◆ Task instructions: Reply with one number only, the count of lines holding the string "室内标高".

◆ Task data:
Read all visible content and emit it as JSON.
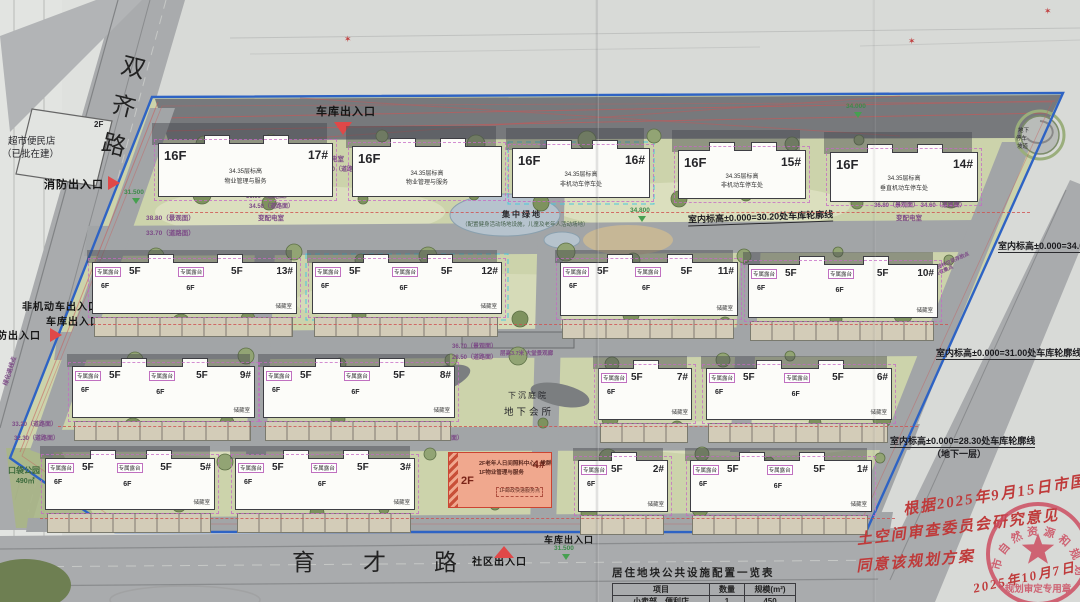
{
  "roads": {
    "left_vertical": "双齐路",
    "bottom": "育才路"
  },
  "northwest_parcel": {
    "floor": "2F",
    "name": "超市便民店",
    "status": "（已批在建）"
  },
  "entrances": [
    {
      "label": "消防出入口",
      "x": 44,
      "y": 179,
      "fs": 11,
      "marker": "right",
      "mx": 108,
      "my": 176
    },
    {
      "label": "车库出入口",
      "x": 316,
      "y": 106,
      "fs": 11,
      "marker": "down",
      "mx": 334,
      "my": 122
    },
    {
      "label": "非机动车出入口",
      "x": 22,
      "y": 302,
      "fs": 10,
      "marker": "",
      "mx": 0,
      "my": 0
    },
    {
      "label": "车库出入口",
      "x": 46,
      "y": 317,
      "fs": 10,
      "marker": "right",
      "mx": 50,
      "my": 328
    },
    {
      "label": "消防出入口",
      "x": -14,
      "y": 331,
      "fs": 10,
      "marker": "",
      "mx": 0,
      "my": 0
    },
    {
      "label": "车库出入口",
      "x": 544,
      "y": 535,
      "fs": 9,
      "marker": "",
      "mx": 0,
      "my": 0
    },
    {
      "label": "社区出入口",
      "x": 472,
      "y": 557,
      "fs": 10,
      "marker": "up",
      "mx": 494,
      "my": 546
    }
  ],
  "annotations": [
    {
      "t": "室内标高±0.000=30.20处车库轮廓线",
      "x": 688,
      "y": 212,
      "rot": -2,
      "nou": false
    },
    {
      "t": "室内标高±0.000=34.00处车库轮廓线",
      "x": 998,
      "y": 241,
      "rot": 0,
      "nou": false
    },
    {
      "t": "室内标高±0.000=31.00处车库轮廓线",
      "x": 936,
      "y": 348,
      "rot": 0,
      "nou": false
    },
    {
      "t": "室内标高±0.000=28.30处车库轮廓线",
      "x": 890,
      "y": 436,
      "rot": 0,
      "nou": false
    },
    {
      "t": "（地下一层）",
      "x": 932,
      "y": 449,
      "rot": 0,
      "nou": true
    }
  ],
  "spot_levels": [
    {
      "t": "38.80（景观面）",
      "x": 146,
      "y": 215,
      "fs": 6.5
    },
    {
      "t": "33.70（道路面）",
      "x": 146,
      "y": 230,
      "fs": 6.5
    },
    {
      "t": "36.90（道路面）",
      "x": 246,
      "y": 194,
      "fs": 6
    },
    {
      "t": "34.50（道路面）",
      "x": 249,
      "y": 204,
      "fs": 6
    },
    {
      "t": "变配电室",
      "x": 258,
      "y": 215,
      "fs": 6.5
    },
    {
      "t": "变配电室",
      "x": 318,
      "y": 156,
      "fs": 6.5
    },
    {
      "t": "34.50（道路面）",
      "x": 320,
      "y": 167,
      "fs": 6
    },
    {
      "t": "36.80（景观面） 34.60（道路面）",
      "x": 874,
      "y": 203,
      "fs": 6
    },
    {
      "t": "变配电室",
      "x": 896,
      "y": 215,
      "fs": 6.5
    },
    {
      "t": "36.70（景观面）",
      "x": 452,
      "y": 344,
      "fs": 6
    },
    {
      "t": "28.50（道路面）",
      "x": 452,
      "y": 355,
      "fs": 6
    },
    {
      "t": "28.50（道路面）",
      "x": 418,
      "y": 436,
      "fs": 6
    },
    {
      "t": "33.20（道路面）",
      "x": 12,
      "y": 422,
      "fs": 6
    },
    {
      "t": "32.30（道路面）",
      "x": 14,
      "y": 436,
      "fs": 6
    },
    {
      "t": "层高3.7米 大堂景观廊",
      "x": 500,
      "y": 351,
      "fs": 5.5
    },
    {
      "t": "大件垃圾、园林垃圾存放点",
      "x": 912,
      "y": 264,
      "fs": 5,
      "rot": -24
    },
    {
      "t": "生活垃圾收集点",
      "x": 920,
      "y": 272,
      "fs": 5,
      "rot": -24
    },
    {
      "t": "绿化退线点",
      "x": -4,
      "y": 368,
      "fs": 6,
      "rot": -72
    },
    {
      "t": "口袋公园",
      "x": 8,
      "y": 466,
      "fs": 8,
      "c": "#3c6a3c"
    },
    {
      "t": "490㎡",
      "x": 16,
      "y": 478,
      "fs": 7,
      "c": "#3c6a3c"
    }
  ],
  "elevation_markers": [
    {
      "t": "34.000",
      "x": 846,
      "y": 103
    },
    {
      "t": "34.800",
      "x": 630,
      "y": 207
    },
    {
      "t": "31.500",
      "x": 124,
      "y": 189
    },
    {
      "t": "33.500",
      "x": 412,
      "y": 285
    },
    {
      "t": "31.500",
      "x": 554,
      "y": 545
    }
  ],
  "red_marks": [
    {
      "x": 344,
      "y": 34
    },
    {
      "x": 908,
      "y": 36
    },
    {
      "x": 1044,
      "y": 6
    }
  ],
  "green_space": {
    "label": "集中绿地",
    "subtext": "（配置健身活动场地设施，儿童及老年人活动场地）"
  },
  "sunken": {
    "courtyard": "下沉庭院",
    "club": "地下会所"
  },
  "ramp_labels": {
    "l1": "地下",
    "l2": "停车",
    "l3": "坡道"
  },
  "building_tags": {
    "terrace": "专属露台",
    "f6": "6F",
    "storage": "储藏室"
  },
  "buildings": [
    {
      "kind": "tall",
      "x": 158,
      "y": 143,
      "w": 175,
      "h": 54,
      "floor": "16F",
      "num": "17#",
      "note1": "34.35层标高",
      "note2": "物业管理与服务"
    },
    {
      "kind": "tall",
      "x": 352,
      "y": 146,
      "w": 150,
      "h": 51,
      "floor": "16F",
      "num": "",
      "note1": "34.35层标高",
      "note2": "物业管理与服务"
    },
    {
      "kind": "tall",
      "x": 512,
      "y": 148,
      "w": 138,
      "h": 50,
      "floor": "16F",
      "num": "16#",
      "note1": "34.35层标高",
      "note2": "非机动车停车处"
    },
    {
      "kind": "tall",
      "x": 678,
      "y": 150,
      "w": 128,
      "h": 49,
      "floor": "16F",
      "num": "15#",
      "note1": "34.35层标高",
      "note2": "非机动车停车处"
    },
    {
      "kind": "tall",
      "x": 830,
      "y": 152,
      "w": 148,
      "h": 50,
      "floor": "16F",
      "num": "14#",
      "note1": "34.35层标高",
      "note2": "垂直机动车停车处"
    },
    {
      "kind": "low",
      "x": 92,
      "y": 262,
      "w": 205,
      "h": 52,
      "floor": "5F",
      "num": "13#"
    },
    {
      "kind": "low",
      "x": 312,
      "y": 262,
      "w": 190,
      "h": 52,
      "floor": "5F",
      "num": "12#"
    },
    {
      "kind": "low",
      "x": 560,
      "y": 262,
      "w": 178,
      "h": 54,
      "floor": "5F",
      "num": "11#"
    },
    {
      "kind": "low",
      "x": 748,
      "y": 264,
      "w": 190,
      "h": 54,
      "floor": "5F",
      "num": "10#"
    },
    {
      "kind": "low",
      "x": 72,
      "y": 366,
      "w": 183,
      "h": 52,
      "floor": "5F",
      "num": "9#"
    },
    {
      "kind": "low",
      "x": 263,
      "y": 366,
      "w": 192,
      "h": 52,
      "floor": "5F",
      "num": "8#"
    },
    {
      "kind": "lowhalf",
      "x": 598,
      "y": 368,
      "w": 94,
      "h": 52,
      "floor": "5F",
      "num": "7#"
    },
    {
      "kind": "low",
      "x": 706,
      "y": 368,
      "w": 186,
      "h": 52,
      "floor": "5F",
      "num": "6#"
    },
    {
      "kind": "low",
      "x": 45,
      "y": 458,
      "w": 170,
      "h": 52,
      "floor": "5F",
      "num": "5#"
    },
    {
      "kind": "low",
      "x": 235,
      "y": 458,
      "w": 180,
      "h": 52,
      "floor": "5F",
      "num": "3#"
    },
    {
      "kind": "lowhalf",
      "x": 578,
      "y": 460,
      "w": 90,
      "h": 52,
      "floor": "5F",
      "num": "2#"
    },
    {
      "kind": "low",
      "x": 690,
      "y": 460,
      "w": 182,
      "h": 52,
      "floor": "5F",
      "num": "1#"
    }
  ],
  "community_building": {
    "floor": "2F",
    "num": "4#",
    "line1": "2F老年人日间照料中心、党群",
    "line2": "1F物业管理与服务",
    "line3": "1F邮政快递服务点"
  },
  "table": {
    "title": "居住地块公共设施配置一览表",
    "columns": [
      "项目",
      "数量",
      "规模(m²)"
    ],
    "rows": [
      [
        "小卖部、便利店",
        "1",
        "450"
      ]
    ]
  },
  "handwriting": {
    "line1": "根据2025年9月15日市国",
    "line2": "土空间审查委员会研究意见",
    "line3": "同意该规划方案",
    "date": "2025年10月7日"
  },
  "stamp": {
    "arc_text": "市自然资源和规划局",
    "banner": "规划审定专用章"
  },
  "colors": {
    "boundary": "#2e63c4",
    "entrance_marker": "#e04848",
    "handwriting": "#bf3a3a",
    "stamp": "#cc4a5e",
    "community_fill": "#f0a88e",
    "site_green": "#ccd3ab",
    "road_gray": "#a6a9ab"
  }
}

◆ Task response: 4